Figure record extracts:

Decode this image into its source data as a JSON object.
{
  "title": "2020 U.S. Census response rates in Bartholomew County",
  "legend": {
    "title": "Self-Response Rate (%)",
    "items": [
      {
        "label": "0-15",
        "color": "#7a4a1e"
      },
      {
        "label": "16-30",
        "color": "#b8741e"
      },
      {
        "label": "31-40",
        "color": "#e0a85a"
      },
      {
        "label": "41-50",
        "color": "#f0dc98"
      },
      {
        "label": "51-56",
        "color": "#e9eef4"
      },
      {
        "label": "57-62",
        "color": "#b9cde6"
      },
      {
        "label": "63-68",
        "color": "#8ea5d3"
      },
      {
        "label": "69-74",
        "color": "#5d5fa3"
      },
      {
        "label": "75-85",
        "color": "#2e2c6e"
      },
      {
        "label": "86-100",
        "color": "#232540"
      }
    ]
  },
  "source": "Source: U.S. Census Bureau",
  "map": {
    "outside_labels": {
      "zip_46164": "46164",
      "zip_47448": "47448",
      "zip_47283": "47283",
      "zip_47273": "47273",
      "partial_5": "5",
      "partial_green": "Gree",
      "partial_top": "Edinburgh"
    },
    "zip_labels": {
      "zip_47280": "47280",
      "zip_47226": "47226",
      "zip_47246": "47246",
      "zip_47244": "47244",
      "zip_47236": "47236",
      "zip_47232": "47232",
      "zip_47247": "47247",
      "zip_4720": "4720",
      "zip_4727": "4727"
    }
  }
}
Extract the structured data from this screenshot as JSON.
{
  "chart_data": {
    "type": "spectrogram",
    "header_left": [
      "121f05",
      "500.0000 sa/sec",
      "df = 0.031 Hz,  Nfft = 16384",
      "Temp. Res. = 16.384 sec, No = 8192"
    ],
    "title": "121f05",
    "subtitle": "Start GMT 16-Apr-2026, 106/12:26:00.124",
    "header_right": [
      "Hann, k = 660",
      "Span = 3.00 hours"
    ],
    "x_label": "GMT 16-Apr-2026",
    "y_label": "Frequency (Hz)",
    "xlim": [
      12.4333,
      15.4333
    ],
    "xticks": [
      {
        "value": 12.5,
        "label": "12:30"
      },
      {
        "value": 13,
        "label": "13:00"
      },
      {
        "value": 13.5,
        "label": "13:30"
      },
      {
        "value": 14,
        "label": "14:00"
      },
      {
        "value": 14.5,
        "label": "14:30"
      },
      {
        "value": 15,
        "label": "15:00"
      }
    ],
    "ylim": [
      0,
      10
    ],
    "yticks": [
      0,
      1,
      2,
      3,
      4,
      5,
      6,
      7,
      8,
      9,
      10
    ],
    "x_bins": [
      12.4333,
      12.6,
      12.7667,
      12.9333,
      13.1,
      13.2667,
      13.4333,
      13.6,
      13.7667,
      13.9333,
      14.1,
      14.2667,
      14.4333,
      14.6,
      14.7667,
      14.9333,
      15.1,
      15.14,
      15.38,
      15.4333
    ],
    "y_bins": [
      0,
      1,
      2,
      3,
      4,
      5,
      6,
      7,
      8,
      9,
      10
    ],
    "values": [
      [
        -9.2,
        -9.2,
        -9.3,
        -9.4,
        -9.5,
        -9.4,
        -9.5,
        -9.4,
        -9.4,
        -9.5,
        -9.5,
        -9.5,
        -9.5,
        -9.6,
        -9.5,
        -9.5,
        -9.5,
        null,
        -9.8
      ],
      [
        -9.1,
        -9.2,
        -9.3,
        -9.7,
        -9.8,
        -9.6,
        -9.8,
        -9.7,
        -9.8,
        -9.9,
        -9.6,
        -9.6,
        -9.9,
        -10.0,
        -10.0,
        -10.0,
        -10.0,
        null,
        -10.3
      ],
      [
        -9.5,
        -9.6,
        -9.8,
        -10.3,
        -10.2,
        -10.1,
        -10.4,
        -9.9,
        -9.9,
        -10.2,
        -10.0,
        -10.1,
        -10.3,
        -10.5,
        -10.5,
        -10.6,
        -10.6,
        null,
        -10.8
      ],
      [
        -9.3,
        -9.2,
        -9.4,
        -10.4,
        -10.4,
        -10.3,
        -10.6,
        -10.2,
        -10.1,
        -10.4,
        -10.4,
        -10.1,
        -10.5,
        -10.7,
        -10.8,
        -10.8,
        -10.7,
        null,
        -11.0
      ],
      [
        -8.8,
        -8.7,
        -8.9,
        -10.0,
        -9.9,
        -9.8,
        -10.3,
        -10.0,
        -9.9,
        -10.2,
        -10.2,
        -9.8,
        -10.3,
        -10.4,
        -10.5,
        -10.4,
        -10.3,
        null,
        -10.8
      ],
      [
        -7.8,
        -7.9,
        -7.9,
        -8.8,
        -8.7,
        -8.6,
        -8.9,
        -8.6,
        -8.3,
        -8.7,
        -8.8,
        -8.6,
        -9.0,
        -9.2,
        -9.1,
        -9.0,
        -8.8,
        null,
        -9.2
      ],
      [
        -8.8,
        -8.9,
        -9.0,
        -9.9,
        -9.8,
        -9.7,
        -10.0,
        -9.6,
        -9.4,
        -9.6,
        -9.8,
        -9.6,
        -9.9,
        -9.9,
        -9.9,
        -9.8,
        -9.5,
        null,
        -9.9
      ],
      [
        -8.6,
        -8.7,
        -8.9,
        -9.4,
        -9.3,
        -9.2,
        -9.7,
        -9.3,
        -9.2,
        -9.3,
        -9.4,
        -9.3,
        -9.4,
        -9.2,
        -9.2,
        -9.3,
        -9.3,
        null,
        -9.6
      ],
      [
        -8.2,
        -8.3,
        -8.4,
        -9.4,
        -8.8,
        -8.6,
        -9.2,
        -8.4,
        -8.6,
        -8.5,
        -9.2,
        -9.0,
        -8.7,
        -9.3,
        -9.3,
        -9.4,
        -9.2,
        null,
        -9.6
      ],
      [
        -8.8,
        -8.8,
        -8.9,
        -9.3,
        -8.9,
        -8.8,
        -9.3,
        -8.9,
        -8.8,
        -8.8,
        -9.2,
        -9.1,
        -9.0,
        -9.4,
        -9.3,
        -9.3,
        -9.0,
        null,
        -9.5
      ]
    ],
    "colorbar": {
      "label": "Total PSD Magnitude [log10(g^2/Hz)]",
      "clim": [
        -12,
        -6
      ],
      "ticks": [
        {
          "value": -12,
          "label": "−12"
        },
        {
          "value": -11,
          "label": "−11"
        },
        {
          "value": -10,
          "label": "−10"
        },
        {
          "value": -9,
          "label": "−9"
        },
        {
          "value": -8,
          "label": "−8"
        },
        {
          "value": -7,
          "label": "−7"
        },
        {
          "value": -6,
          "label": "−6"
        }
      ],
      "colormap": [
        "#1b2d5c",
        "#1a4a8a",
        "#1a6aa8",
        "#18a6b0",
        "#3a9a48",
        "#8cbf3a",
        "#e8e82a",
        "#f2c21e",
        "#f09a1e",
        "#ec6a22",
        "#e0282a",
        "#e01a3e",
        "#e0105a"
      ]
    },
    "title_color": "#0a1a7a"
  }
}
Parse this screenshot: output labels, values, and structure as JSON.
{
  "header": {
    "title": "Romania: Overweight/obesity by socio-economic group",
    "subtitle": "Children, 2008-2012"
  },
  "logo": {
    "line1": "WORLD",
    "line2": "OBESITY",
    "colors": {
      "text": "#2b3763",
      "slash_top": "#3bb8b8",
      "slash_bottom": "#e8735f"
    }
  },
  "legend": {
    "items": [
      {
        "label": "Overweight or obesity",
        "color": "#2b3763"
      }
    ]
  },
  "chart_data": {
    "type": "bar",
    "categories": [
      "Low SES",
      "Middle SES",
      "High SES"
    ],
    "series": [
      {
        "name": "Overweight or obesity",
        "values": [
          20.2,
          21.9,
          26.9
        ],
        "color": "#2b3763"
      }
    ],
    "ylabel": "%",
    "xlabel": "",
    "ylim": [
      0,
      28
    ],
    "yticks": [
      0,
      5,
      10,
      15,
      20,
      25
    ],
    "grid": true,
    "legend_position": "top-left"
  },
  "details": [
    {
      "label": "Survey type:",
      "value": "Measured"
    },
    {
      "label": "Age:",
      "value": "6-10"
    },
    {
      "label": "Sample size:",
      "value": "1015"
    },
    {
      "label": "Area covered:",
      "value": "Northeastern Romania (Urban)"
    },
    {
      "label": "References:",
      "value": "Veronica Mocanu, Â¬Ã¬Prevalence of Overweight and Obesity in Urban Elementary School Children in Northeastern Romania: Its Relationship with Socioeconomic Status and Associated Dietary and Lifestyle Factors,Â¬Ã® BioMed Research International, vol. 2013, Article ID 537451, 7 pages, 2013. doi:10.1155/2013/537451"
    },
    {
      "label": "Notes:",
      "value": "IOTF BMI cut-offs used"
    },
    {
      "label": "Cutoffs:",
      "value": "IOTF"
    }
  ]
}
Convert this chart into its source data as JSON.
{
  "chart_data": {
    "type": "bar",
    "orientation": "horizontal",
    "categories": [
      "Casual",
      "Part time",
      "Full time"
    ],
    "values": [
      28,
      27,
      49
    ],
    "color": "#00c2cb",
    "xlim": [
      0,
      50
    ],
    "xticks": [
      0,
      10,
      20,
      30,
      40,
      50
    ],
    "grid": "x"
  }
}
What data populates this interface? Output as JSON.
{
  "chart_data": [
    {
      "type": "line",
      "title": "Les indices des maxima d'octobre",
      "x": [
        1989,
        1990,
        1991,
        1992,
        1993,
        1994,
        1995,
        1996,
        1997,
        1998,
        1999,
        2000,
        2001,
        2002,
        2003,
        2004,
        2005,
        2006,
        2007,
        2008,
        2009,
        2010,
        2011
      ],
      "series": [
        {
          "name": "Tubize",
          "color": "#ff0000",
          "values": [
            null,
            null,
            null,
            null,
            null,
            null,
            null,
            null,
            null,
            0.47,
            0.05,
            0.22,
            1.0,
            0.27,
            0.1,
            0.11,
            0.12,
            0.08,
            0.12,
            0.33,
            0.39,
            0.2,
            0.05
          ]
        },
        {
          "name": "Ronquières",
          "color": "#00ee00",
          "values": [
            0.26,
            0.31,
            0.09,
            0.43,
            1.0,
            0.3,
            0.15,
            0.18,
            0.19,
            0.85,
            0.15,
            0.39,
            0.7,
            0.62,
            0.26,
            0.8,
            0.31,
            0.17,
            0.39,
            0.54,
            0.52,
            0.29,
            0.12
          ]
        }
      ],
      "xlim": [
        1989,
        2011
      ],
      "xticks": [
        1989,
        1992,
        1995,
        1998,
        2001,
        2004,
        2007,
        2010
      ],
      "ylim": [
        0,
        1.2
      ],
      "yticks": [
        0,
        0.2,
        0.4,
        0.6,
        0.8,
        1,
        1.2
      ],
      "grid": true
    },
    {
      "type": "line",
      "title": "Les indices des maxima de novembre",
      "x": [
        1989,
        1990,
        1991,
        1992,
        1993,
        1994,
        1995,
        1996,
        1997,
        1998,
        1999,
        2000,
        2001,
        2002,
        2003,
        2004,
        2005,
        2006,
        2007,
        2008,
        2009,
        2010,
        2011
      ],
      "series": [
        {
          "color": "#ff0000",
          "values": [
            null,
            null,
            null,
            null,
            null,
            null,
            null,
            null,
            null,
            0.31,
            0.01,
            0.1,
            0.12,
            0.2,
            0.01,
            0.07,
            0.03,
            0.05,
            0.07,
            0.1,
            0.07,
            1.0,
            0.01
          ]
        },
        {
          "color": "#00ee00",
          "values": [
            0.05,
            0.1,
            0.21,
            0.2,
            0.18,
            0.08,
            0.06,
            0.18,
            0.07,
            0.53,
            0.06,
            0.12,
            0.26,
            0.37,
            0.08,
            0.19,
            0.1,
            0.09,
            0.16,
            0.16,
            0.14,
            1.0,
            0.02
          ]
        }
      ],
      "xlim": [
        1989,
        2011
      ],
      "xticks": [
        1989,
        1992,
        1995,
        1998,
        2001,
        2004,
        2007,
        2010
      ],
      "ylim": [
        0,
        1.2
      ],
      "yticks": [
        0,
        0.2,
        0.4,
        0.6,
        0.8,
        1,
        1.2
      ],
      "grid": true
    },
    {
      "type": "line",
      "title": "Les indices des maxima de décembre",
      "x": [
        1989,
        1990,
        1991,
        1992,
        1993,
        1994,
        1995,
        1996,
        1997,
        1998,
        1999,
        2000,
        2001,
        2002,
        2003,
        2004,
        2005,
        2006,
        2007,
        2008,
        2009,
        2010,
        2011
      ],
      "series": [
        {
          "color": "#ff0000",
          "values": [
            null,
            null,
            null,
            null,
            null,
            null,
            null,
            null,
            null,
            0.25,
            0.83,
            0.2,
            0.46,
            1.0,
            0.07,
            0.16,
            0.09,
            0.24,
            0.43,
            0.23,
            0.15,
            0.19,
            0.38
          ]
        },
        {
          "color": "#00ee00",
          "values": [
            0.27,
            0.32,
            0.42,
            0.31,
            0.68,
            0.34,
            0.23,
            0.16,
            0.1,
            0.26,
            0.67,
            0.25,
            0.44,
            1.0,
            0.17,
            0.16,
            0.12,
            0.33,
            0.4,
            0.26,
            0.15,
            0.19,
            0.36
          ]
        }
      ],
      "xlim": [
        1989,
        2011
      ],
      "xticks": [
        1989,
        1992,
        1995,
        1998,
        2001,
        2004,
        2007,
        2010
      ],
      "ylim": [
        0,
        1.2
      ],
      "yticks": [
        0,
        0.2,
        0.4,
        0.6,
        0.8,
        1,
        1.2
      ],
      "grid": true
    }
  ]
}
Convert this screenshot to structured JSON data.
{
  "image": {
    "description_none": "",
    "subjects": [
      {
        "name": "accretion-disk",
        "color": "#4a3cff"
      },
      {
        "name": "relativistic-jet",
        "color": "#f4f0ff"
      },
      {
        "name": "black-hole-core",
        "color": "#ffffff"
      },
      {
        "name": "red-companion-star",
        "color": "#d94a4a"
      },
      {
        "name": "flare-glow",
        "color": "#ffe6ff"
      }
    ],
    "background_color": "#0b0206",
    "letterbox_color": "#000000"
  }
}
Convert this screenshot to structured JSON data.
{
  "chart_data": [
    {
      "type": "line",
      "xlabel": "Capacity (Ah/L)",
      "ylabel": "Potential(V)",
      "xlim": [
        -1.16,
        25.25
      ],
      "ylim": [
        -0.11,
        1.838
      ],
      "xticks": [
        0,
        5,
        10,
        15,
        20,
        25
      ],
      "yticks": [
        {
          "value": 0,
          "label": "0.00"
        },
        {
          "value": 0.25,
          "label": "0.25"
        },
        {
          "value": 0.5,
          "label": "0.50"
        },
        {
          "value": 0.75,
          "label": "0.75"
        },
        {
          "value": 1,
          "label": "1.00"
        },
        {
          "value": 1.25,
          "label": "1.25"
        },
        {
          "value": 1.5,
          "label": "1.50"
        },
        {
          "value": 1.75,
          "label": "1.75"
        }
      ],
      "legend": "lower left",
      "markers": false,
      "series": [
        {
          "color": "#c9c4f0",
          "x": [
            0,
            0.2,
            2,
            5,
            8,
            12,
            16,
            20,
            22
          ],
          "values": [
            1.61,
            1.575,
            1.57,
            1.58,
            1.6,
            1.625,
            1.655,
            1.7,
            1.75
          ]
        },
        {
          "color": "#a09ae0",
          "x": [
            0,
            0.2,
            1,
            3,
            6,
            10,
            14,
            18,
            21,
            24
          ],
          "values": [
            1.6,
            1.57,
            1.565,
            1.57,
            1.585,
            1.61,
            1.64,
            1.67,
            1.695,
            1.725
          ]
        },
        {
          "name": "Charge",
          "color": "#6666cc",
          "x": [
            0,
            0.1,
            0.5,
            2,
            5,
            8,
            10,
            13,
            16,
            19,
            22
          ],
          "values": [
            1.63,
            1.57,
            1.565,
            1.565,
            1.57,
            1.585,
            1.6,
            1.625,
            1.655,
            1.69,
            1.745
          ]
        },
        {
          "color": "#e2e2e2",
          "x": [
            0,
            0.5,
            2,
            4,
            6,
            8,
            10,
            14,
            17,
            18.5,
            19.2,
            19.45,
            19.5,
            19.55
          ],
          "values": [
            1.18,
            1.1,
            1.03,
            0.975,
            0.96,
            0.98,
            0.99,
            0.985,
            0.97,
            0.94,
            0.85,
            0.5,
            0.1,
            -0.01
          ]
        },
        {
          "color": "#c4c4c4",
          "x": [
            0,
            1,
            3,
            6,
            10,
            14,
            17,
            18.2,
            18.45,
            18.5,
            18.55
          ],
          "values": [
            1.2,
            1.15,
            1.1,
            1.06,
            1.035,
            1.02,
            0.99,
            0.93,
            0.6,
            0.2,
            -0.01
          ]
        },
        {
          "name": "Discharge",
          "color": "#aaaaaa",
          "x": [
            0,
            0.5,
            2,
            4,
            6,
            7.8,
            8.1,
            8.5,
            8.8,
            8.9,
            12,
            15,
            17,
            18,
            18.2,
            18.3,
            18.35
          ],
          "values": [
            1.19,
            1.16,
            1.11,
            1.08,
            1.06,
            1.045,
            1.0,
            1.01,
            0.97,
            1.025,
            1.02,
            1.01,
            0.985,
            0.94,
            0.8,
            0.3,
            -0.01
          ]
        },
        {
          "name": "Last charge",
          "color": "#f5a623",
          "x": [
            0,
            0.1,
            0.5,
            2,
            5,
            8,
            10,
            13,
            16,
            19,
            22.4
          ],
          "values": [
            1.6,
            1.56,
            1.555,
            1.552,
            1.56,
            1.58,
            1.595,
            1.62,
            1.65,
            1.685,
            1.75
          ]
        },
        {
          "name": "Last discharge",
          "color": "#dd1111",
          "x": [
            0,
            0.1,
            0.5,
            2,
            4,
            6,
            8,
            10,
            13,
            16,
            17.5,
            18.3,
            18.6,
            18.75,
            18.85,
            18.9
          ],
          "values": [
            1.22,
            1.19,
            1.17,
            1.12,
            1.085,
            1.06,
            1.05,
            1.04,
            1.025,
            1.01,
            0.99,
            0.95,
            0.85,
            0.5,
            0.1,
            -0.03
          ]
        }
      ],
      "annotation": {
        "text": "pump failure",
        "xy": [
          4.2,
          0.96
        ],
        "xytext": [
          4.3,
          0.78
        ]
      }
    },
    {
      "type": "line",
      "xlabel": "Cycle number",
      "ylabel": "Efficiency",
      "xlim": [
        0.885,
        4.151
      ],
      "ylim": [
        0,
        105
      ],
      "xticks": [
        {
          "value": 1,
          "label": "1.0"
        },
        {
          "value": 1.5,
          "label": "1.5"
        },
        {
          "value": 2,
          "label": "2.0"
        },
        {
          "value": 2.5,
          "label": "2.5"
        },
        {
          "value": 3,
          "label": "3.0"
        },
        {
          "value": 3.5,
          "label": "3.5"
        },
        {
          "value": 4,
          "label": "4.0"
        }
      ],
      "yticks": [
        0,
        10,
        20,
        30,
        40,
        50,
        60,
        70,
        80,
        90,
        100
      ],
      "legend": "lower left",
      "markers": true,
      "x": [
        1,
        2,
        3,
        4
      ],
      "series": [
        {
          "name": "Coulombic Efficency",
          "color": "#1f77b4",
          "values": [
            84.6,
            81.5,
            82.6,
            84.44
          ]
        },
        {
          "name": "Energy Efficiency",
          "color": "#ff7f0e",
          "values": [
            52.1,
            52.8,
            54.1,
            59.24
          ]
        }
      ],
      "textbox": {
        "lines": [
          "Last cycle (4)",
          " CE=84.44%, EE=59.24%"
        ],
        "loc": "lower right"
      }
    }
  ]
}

**INSTRUCTION:** Which lines hold the word "Romania"? Copy each of them from the records.

**ANSWER TO THE EXERCISE:**
    "title": "Romania: Overweight/obesity by socio-economic group",
      "value": "Northeastern Romania (Urban)"
      "value": "Veronica Mocanu, Â¬Ã¬Prevalence of Overweight and Obesity in Urban Elementary School Children in Northeastern Romania: Its Relationship with Socioeconomic Status and Associated Dietary and Lifestyle Factors,Â¬Ã® BioMed Research International, vol. 2013, Article ID 537451, 7 pages, 2013. doi:10.1155/2013/537451"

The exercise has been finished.